• _Challenges_:
- 1) From the post on Oracle NLS data, reproduce the passage starting with "We used the" and going on through "(in_nclob  in nclob)".
- 2) List every character set that the post on Oracle NLS data identifies by its Oracle code name.
- 3) Decide whether each statement agrees with the post on Oracle NLS data, answering yes or no and quoting the words that settle it.
(a) The national character set can be set to either AL16UTF16 or UTF8.
(b) The US7ASCII character set uses all eight bits of each character.
(c) Oracle's DB Sample Schemas load their multi-lingual string data from text files.

Friday, October 4, 2024

UPDATED: Unloading/Loading NLS (National Language Support) Data in Oracle

What is the problem?

Every Oracle database has 2 different character sets for "string" data types.  These character sets are defined whenever a database is created.

  • CHARACTER SET - This is the main character set for the database. It is set for specific environment and application needs.  This character set is normally used to store and handle all string data.
  • NATIONAL CHARACTER SET - This is the NLS (National Language Support) character set and is available for multi-lingual string data storage on all Oracle databases.  It can be set to one of these UNICODE character sets: "AL16UTF16" or "UTF8".
Oracle's DB Sample Schemas use the NLS character set for multi-lingual string data.  This data is loaded with SQL INSERT statements.  However, we have a need to unload and load this data to/from text files.

The problem is that text files will generally have string data for the database's main character set.  A different technique is needed to unload and load the NLS string data.  Oracle's DB Sample Schemas uses the UNISTR format to segregate NLS string data from string data that uses the database's main character set.

We will be using the UNISTR format as well.

How to Unload NLS String Data to a Text File?

The US7ASCII character set is a common subset of almost all main character sets for an Oracle database.  This is important because any NLS string data saved to a text file needs a common format with the database's main character set.  Also note the US7ASCII character set only uses the 7 LSBs (least significant bits) for each character.  Characters in this range can be found when Oracle's ASCII function returns decimal values between 0 and 127.  Additionally, the "\" character needs to be "escaped" with another "\" character.

We used the following function to encode database NLS string data to UNISTR format.  The resulting string data from this function will only contain US7ASCII characters and can be safely stored in a text file.  *UPDATE:* This function has been updated to accommodate "Supplementary characters ... high-surrogates ... and ... low-surrogates" as referenced in Oracle 21c Documentation  This multi-byte encoding was missing from the original post.  More documentation on this implementation is provided at ODBCapture Wiki Issue Z0034

function unistr_encode
      (in_nclob  in nclob)

• _Provided records_:

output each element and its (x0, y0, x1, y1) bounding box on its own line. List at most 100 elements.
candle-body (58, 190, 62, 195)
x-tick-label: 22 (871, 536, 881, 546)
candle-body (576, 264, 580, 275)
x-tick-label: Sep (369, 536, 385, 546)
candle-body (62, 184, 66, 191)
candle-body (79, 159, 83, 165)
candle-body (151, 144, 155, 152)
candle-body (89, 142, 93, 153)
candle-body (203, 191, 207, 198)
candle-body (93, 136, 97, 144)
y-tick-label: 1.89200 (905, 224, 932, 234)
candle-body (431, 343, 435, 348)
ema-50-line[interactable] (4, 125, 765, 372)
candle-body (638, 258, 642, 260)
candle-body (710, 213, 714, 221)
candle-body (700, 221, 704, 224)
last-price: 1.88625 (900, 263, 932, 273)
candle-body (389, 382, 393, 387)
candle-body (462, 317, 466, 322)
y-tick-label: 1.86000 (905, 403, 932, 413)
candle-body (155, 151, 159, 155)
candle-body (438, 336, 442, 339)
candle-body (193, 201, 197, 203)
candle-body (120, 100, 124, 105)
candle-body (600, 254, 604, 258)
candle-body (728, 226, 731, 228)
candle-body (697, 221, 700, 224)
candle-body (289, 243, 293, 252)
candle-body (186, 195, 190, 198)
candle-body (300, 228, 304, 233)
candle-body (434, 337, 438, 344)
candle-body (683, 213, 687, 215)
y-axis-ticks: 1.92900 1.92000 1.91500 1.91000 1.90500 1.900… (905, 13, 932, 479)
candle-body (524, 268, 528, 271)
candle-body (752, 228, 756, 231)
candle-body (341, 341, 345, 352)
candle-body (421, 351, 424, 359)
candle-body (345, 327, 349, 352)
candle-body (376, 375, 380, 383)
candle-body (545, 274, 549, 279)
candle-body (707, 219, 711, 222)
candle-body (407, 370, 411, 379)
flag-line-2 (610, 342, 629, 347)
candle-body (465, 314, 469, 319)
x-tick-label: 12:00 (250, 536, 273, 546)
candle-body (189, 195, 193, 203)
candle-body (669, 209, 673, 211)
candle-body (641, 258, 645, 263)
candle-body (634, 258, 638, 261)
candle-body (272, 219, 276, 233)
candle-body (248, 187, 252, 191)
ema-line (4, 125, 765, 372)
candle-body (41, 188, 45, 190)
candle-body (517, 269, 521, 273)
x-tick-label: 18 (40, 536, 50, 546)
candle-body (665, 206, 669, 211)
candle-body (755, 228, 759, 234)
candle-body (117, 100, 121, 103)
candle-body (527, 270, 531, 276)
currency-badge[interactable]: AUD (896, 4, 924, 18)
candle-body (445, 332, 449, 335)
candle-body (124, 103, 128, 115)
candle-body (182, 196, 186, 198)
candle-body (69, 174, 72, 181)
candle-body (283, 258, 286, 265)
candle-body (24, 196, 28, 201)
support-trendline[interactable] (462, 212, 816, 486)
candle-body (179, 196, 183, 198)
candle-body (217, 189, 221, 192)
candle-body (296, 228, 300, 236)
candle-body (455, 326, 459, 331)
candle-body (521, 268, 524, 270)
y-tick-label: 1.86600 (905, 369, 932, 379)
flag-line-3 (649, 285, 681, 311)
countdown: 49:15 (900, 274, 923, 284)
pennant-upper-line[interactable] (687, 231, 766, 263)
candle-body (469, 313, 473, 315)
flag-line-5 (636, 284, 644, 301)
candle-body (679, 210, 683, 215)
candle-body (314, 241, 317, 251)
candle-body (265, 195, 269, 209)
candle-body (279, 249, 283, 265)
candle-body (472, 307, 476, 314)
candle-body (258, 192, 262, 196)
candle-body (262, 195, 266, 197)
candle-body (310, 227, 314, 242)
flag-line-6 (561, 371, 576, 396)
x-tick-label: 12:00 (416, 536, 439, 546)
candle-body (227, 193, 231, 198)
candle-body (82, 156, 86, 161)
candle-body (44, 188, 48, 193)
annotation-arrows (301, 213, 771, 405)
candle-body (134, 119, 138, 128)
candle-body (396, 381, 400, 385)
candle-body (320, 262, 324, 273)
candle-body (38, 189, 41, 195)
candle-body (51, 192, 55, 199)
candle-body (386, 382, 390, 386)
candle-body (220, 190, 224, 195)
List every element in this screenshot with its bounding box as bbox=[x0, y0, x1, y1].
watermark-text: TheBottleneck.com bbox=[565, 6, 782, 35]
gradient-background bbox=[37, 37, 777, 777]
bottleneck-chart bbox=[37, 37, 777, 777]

• _Solutions in order_:
- 1)
We used the following function to encode database NLS string data to UNISTR format.  The resulting string data from this function will only contain US7ASCII characters and can be safely stored in a text file.  *UPDATE:* This function has been updated to accommodate "Supplementary characters ... high-surrogates ... and ... low-surrogates" as referenced in Oracle 21c Documentation  This multi-byte encoding was missing from the original post.  More documentation on this implementation is provided at ODBCapture Wiki Issue Z0034

function unistr_encode
      (in_nclob  in nclob)

- 2)
AL16UTF16
UTF8
US7ASCII

- 3)
(a) Yes: "It can be set to one of these UNICODE character sets: "AL16UTF16" or "UTF8"."
(b) No: "the US7ASCII character set only uses the 7 LSBs (least significant bits) for each character."
(c) No: "This data is loaded with SQL INSERT statements."